What you need to do: Scan the data below for the string "para". Show every line where it turns up.

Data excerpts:
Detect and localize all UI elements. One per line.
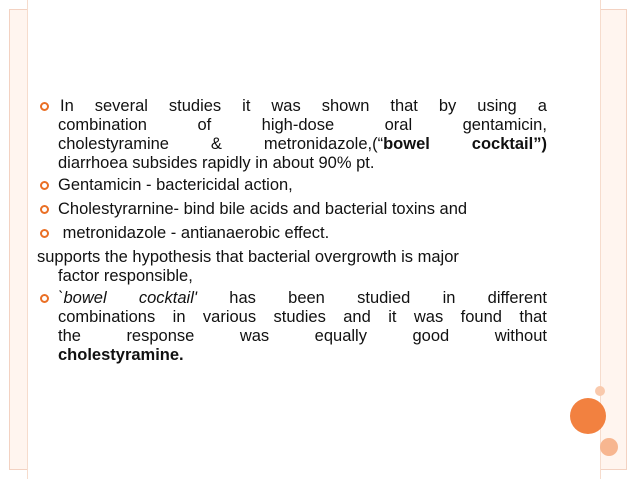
bullet3-text: Cholestyrarnine- bind bile acids and bacterial toxins and [58,200,468,218]
word: using [477,97,517,115]
word: metronidazole,(“bowel [263,135,430,153]
bullet4-text: metronidazole - antianaerobic effect. [58,224,330,242]
word: of [197,116,212,134]
word: gentamicin, [462,116,547,134]
word: response [126,327,195,345]
bullet1-line1 [60,97,547,116]
word: without [494,327,547,345]
word: cocktail' [138,289,198,307]
word: combinations [58,308,156,326]
word: combination [58,116,147,134]
bullet-icon [40,181,49,190]
word: was [271,97,301,115]
word: oral [384,116,413,134]
word: studies [168,97,222,115]
bullet1-line3 [58,135,547,154]
word: `bowel [58,289,107,307]
word: it [388,308,397,326]
word: and [343,308,371,326]
bullet1-line2 [58,116,547,135]
para-line2: factor responsible, [58,267,193,285]
word: has [229,289,256,307]
word: studied [357,289,411,307]
bullet5-line4: cholestyramine. [58,346,184,364]
bullet-icon [40,294,49,303]
bullet1-line4: diarrhoea subsides rapidly in about 90% pt. [58,154,375,172]
word: cocktail”) [471,135,547,153]
bullet5-line2 [58,308,547,327]
word: been [288,289,325,307]
word: the [58,327,81,345]
word: equally [314,327,367,345]
word: that [390,97,418,115]
bullet5-line1 [58,289,547,308]
word: shown [321,97,370,115]
word: a [537,97,547,115]
word: high-dose [261,116,335,134]
word: it [242,97,251,115]
word: in [172,308,186,326]
word: cholestyramine [58,135,169,153]
word: different [487,289,547,307]
word: that [519,308,547,326]
bullet2-text: Gentamicin - bactericidal action, [58,176,293,194]
word: was [413,308,444,326]
word: several [94,97,148,115]
bullet-icon [40,229,49,238]
bullet-icon [40,102,49,111]
word: was [239,327,270,345]
bullet5-line3 [58,327,547,346]
word: various [202,308,257,326]
bullet-icon [40,205,49,214]
word: good [412,327,450,345]
word: & [210,135,222,153]
word: by [438,97,457,115]
word: studies [273,308,326,326]
word: found [460,308,502,326]
word: in [442,289,456,307]
word: In [60,97,74,115]
para-line1: supports the hypothesis that bacterial overgrowth is major [37,248,459,266]
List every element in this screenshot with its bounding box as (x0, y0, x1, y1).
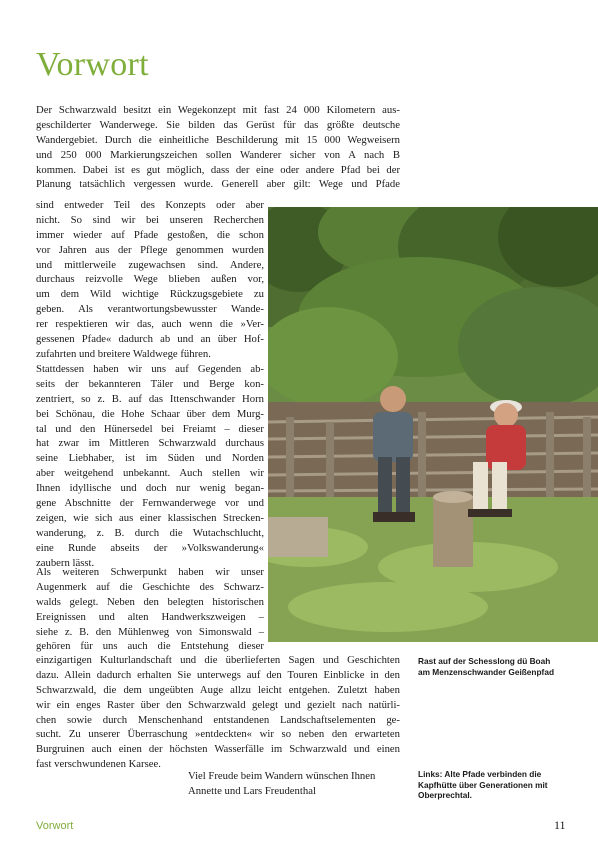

Answer to the exercise:
para-line2: factor responsible, [58,267,193,285]
para-line1: supports the hypothesis that bacterial overgrowth is major [37,248,459,266]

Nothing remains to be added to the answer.